Return the material exactly as supplied, apart from the pictures, which are omitted.

Saved entries
______________________________

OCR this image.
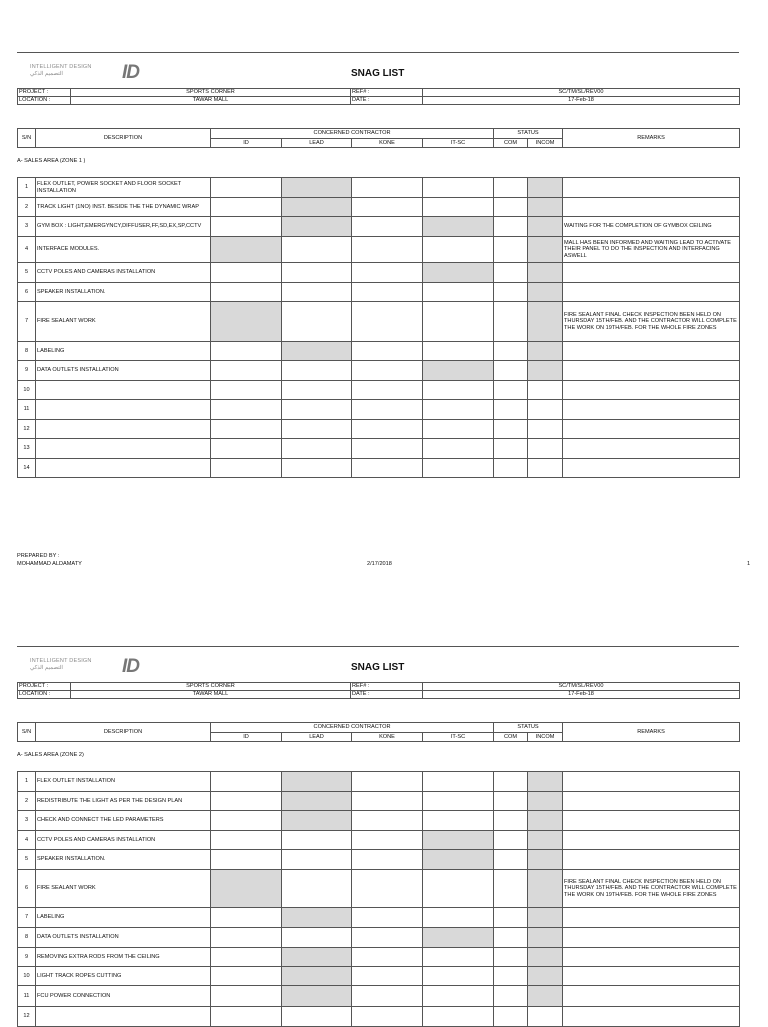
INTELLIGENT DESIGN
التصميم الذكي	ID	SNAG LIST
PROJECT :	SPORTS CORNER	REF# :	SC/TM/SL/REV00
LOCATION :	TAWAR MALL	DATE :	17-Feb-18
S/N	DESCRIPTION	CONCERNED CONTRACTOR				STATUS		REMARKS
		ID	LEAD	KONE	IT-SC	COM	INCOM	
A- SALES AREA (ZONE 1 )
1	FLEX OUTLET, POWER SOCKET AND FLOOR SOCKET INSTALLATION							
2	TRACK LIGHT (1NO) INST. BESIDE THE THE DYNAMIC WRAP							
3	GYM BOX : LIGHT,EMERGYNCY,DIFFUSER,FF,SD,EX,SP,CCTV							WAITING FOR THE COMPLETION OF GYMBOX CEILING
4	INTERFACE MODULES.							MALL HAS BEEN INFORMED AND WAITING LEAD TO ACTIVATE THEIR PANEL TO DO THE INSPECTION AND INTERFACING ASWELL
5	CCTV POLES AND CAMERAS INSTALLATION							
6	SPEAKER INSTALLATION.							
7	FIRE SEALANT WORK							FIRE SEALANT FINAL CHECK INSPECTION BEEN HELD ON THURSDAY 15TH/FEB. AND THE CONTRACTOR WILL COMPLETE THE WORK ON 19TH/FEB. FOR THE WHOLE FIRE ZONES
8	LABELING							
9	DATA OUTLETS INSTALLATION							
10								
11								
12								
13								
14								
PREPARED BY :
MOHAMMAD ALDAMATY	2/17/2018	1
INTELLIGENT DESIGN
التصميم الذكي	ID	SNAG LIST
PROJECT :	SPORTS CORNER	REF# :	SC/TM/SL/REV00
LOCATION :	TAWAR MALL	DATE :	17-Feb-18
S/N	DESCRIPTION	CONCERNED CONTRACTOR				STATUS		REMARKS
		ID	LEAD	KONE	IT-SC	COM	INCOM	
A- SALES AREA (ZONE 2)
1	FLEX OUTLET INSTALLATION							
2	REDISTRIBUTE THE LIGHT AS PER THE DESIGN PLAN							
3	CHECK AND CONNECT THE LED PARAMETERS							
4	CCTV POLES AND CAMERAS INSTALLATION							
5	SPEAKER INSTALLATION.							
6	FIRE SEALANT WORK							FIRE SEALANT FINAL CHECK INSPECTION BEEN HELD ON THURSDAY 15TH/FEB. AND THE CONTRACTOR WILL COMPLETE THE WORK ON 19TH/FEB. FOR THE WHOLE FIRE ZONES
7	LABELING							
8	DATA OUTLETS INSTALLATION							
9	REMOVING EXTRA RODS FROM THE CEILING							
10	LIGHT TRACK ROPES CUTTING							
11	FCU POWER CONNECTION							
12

______________________________

-- RESULT FOR THIS TASK --
OCR this image.
INTELLIGENT DESIGN
التصميم الذكي	ID	SNAG LIST
PROJECT :	SPORTS CORNER	REF# :	SC/TM/SL/REV00
LOCATION :	TAWAR MALL	DATE :	17-Feb-18
S/N	DESCRIPTION	CONCERNED CONTRACTOR				STATUS		REMARKS
		ID	LEAD	KONE	IT-SC	COM	INCOM	
A- SALES AREA (ZONE 1 )
1	FLEX OUTLET, POWER SOCKET AND FLOOR SOCKET INSTALLATION							
2	TRACK LIGHT (1NO) INST. BESIDE THE THE DYNAMIC WRAP							
3	GYM BOX : LIGHT,EMERGYNCY,DIFFUSER,FF,SD,EX,SP,CCTV							WAITING FOR THE COMPLETION OF GYMBOX CEILING
4	INTERFACE MODULES.							MALL HAS BEEN INFORMED AND WAITING LEAD TO ACTIVATE THEIR PANEL TO DO THE INSPECTION AND INTERFACING ASWELL
5	CCTV POLES AND CAMERAS INSTALLATION							
6	SPEAKER INSTALLATION.							
7	FIRE SEALANT WORK							FIRE SEALANT FINAL CHECK INSPECTION BEEN HELD ON THURSDAY 15TH/FEB. AND THE CONTRACTOR WILL COMPLETE THE WORK ON 19TH/FEB. FOR THE WHOLE FIRE ZONES
8	LABELING							
9	DATA OUTLETS INSTALLATION							
10								
11								
12								
13								
14								
PREPARED BY :
MOHAMMAD ALDAMATY	2/17/2018	1
INTELLIGENT DESIGN
التصميم الذكي	ID	SNAG LIST
PROJECT :	SPORTS CORNER	REF# :	SC/TM/SL/REV00
LOCATION :	TAWAR MALL	DATE :	17-Feb-18
S/N	DESCRIPTION	CONCERNED CONTRACTOR				STATUS		REMARKS
		ID	LEAD	KONE	IT-SC	COM	INCOM	
A- SALES AREA (ZONE 2)
1	FLEX OUTLET INSTALLATION							
2	REDISTRIBUTE THE LIGHT AS PER THE DESIGN PLAN							
3	CHECK AND CONNECT THE LED PARAMETERS							
4	CCTV POLES AND CAMERAS INSTALLATION							
5	SPEAKER INSTALLATION.							
6	FIRE SEALANT WORK							FIRE SEALANT FINAL CHECK INSPECTION BEEN HELD ON THURSDAY 15TH/FEB. AND THE CONTRACTOR WILL COMPLETE THE WORK ON 19TH/FEB. FOR THE WHOLE FIRE ZONES
7	LABELING							
8	DATA OUTLETS INSTALLATION							
9	REMOVING EXTRA RODS FROM THE CEILING							
10	LIGHT TRACK ROPES CUTTING							
11	FCU POWER CONNECTION							
12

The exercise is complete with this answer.